### SHORT PROBLEM
Write out the whole listing word for word.

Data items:
* * * *

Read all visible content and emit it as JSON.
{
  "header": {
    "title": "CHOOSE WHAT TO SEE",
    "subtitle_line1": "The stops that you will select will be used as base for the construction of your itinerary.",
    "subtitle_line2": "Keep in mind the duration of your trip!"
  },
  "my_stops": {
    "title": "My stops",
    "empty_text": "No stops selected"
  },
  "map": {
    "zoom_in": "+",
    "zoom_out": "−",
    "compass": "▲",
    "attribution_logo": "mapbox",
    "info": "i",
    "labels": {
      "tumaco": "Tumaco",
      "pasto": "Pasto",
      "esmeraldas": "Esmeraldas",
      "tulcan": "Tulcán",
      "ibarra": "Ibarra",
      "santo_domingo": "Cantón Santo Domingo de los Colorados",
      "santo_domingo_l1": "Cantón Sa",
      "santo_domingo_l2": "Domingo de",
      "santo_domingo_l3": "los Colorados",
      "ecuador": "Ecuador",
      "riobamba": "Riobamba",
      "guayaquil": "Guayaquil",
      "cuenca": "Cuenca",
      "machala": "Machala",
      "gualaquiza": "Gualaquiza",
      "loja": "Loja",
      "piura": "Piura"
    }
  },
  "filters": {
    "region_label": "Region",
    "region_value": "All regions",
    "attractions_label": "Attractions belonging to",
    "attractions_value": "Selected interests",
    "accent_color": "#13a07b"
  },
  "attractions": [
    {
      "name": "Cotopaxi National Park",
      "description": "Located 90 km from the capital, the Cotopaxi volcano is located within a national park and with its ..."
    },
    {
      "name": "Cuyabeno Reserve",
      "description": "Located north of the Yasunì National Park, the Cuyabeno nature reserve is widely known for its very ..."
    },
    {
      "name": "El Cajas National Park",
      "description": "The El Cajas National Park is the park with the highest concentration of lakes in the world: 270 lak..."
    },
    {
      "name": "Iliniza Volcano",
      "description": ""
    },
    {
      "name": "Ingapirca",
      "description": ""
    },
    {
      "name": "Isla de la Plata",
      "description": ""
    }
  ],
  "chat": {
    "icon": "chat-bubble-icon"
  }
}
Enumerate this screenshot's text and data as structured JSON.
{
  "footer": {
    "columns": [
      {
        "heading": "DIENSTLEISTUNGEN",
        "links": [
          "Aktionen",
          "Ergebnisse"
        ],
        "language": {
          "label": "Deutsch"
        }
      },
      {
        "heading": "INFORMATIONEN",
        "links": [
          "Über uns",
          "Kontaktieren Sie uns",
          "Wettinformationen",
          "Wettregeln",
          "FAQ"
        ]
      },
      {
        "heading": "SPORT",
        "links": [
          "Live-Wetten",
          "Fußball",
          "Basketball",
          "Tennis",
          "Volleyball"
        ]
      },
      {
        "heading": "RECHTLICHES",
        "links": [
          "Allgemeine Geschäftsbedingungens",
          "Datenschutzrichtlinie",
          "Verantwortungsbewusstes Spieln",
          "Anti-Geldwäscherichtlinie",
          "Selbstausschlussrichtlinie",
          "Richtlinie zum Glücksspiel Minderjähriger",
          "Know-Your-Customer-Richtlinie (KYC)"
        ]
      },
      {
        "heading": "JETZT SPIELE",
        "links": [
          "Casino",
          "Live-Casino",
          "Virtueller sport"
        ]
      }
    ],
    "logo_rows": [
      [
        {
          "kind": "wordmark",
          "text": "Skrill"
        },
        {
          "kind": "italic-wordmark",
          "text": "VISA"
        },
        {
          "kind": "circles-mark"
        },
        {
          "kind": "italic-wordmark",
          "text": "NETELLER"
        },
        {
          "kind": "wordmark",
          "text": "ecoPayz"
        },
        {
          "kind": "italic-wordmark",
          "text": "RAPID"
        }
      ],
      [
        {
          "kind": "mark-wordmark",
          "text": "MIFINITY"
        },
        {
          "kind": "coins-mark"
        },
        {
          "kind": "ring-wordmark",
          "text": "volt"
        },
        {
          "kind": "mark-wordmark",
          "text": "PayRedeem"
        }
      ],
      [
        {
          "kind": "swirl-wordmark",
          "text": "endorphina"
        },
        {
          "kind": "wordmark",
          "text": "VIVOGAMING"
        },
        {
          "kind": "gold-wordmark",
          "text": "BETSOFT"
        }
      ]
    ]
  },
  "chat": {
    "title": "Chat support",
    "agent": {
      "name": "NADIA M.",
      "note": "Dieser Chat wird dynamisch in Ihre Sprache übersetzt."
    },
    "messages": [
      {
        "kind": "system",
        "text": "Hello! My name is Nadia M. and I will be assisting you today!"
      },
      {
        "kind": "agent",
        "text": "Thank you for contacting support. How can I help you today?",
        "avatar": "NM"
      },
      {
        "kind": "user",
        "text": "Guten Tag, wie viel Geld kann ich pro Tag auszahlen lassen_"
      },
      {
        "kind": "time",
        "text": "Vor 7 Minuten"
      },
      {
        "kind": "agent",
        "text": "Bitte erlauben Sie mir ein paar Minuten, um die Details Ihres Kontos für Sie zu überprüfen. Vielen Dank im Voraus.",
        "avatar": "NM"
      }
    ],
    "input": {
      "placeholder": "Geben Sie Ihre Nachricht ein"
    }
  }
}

* * * *

### ANSWER TO THE PROBLEM
Read all visible content and emit it as JSON.
{
  "header": {
    "title": "CHOOSE WHAT TO SEE",
    "subtitle_line1": "The stops that you will select will be used as base for the construction of your itinerary.",
    "subtitle_line2": "Keep in mind the duration of your trip!"
  },
  "my_stops": {
    "title": "My stops",
    "empty_text": "No stops selected"
  },
  "map": {
    "zoom_in": "+",
    "zoom_out": "−",
    "compass": "▲",
    "attribution_logo": "mapbox",
    "info": "i",
    "labels": {
      "tumaco": "Tumaco",
      "pasto": "Pasto",
      "esmeraldas": "Esmeraldas",
      "tulcan": "Tulcán",
      "ibarra": "Ibarra",
      "santo_domingo": "Cantón Santo Domingo de los Colorados",
      "santo_domingo_l1": "Cantón Sa",
      "santo_domingo_l2": "Domingo de",
      "santo_domingo_l3": "los Colorados",
      "ecuador": "Ecuador",
      "riobamba": "Riobamba",
      "guayaquil": "Guayaquil",
      "cuenca": "Cuenca",
      "machala": "Machala",
      "gualaquiza": "Gualaquiza",
      "loja": "Loja",
      "piura": "Piura"
    }
  },
  "filters": {
    "region_label": "Region",
    "region_value": "All regions",
    "attractions_label": "Attractions belonging to",
    "attractions_value": "Selected interests",
    "accent_color": "#13a07b"
  },
  "attractions": [
    {
      "name": "Cotopaxi National Park",
      "description": "Located 90 km from the capital, the Cotopaxi volcano is located within a national park and with its ..."
    },
    {
      "name": "Cuyabeno Reserve",
      "description": "Located north of the Yasunì National Park, the Cuyabeno nature reserve is widely known for its very ..."
    },
    {
      "name": "El Cajas National Park",
      "description": "The El Cajas National Park is the park with the highest concentration of lakes in the world: 270 lak..."
    },
    {
      "name": "Iliniza Volcano",
      "description": ""
    },
    {
      "name": "Ingapirca",
      "description": ""
    },
    {
      "name": "Isla de la Plata",
      "description": ""
    }
  ],
  "chat": {
    "icon": "chat-bubble-icon"
  }
}
Enumerate this screenshot's text and data as structured JSON.
{
  "footer": {
    "columns": [
      {
        "heading": "DIENSTLEISTUNGEN",
        "links": [
          "Aktionen",
          "Ergebnisse"
        ],
        "language": {
          "label": "Deutsch"
        }
      },
      {
        "heading": "INFORMATIONEN",
        "links": [
          "Über uns",
          "Kontaktieren Sie uns",
          "Wettinformationen",
          "Wettregeln",
          "FAQ"
        ]
      },
      {
        "heading": "SPORT",
        "links": [
          "Live-Wetten",
          "Fußball",
          "Basketball",
          "Tennis",
          "Volleyball"
        ]
      },
      {
        "heading": "RECHTLICHES",
        "links": [
          "Allgemeine Geschäftsbedingungens",
          "Datenschutzrichtlinie",
          "Verantwortungsbewusstes Spieln",
          "Anti-Geldwäscherichtlinie",
          "Selbstausschlussrichtlinie",
          "Richtlinie zum Glücksspiel Minderjähriger",
          "Know-Your-Customer-Richtlinie (KYC)"
        ]
      },
      {
        "heading": "JETZT SPIELE",
        "links": [
          "Casino",
          "Live-Casino",
          "Virtueller sport"
        ]
      }
    ],
    "logo_rows": [
      [
        {
          "kind": "wordmark",
          "text": "Skrill"
        },
        {
          "kind": "italic-wordmark",
          "text": "VISA"
        },
        {
          "kind": "circles-mark"
        },
        {
          "kind": "italic-wordmark",
          "text": "NETELLER"
        },
        {
          "kind": "wordmark",
          "text": "ecoPayz"
        },
        {
          "kind": "italic-wordmark",
          "text": "RAPID"
        }
      ],
      [
        {
          "kind": "mark-wordmark",
          "text": "MIFINITY"
        },
        {
          "kind": "coins-mark"
        },
        {
          "kind": "ring-wordmark",
          "text": "volt"
        },
        {
          "kind": "mark-wordmark",
          "text": "PayRedeem"
        }
      ],
      [
        {
          "kind": "swirl-wordmark",
          "text": "endorphina"
        },
        {
          "kind": "wordmark",
          "text": "VIVOGAMING"
        },
        {
          "kind": "gold-wordmark",
          "text": "BETSOFT"
        }
      ]
    ]
  },
  "chat": {
    "title": "Chat support",
    "agent": {
      "name": "NADIA M.",
      "note": "Dieser Chat wird dynamisch in Ihre Sprache übersetzt."
    },
    "messages": [
      {
        "kind": "system",
        "text": "Hello! My name is Nadia M. and I will be assisting you today!"
      },
      {
        "kind": "agent",
        "text": "Thank you for contacting support. How can I help you today?",
        "avatar": "NM"
      },
      {
        "kind": "user",
        "text": "Guten Tag, wie viel Geld kann ich pro Tag auszahlen lassen_"
      },
      {
        "kind": "time",
        "text": "Vor 7 Minuten"
      },
      {
        "kind": "agent",
        "text": "Bitte erlauben Sie mir ein paar Minuten, um die Details Ihres Kontos für Sie zu überprüfen. Vielen Dank im Voraus.",
        "avatar": "NM"
      }
    ],
    "input": {
      "placeholder": "Geben Sie Ihre Nachricht ein"
    }
  }
}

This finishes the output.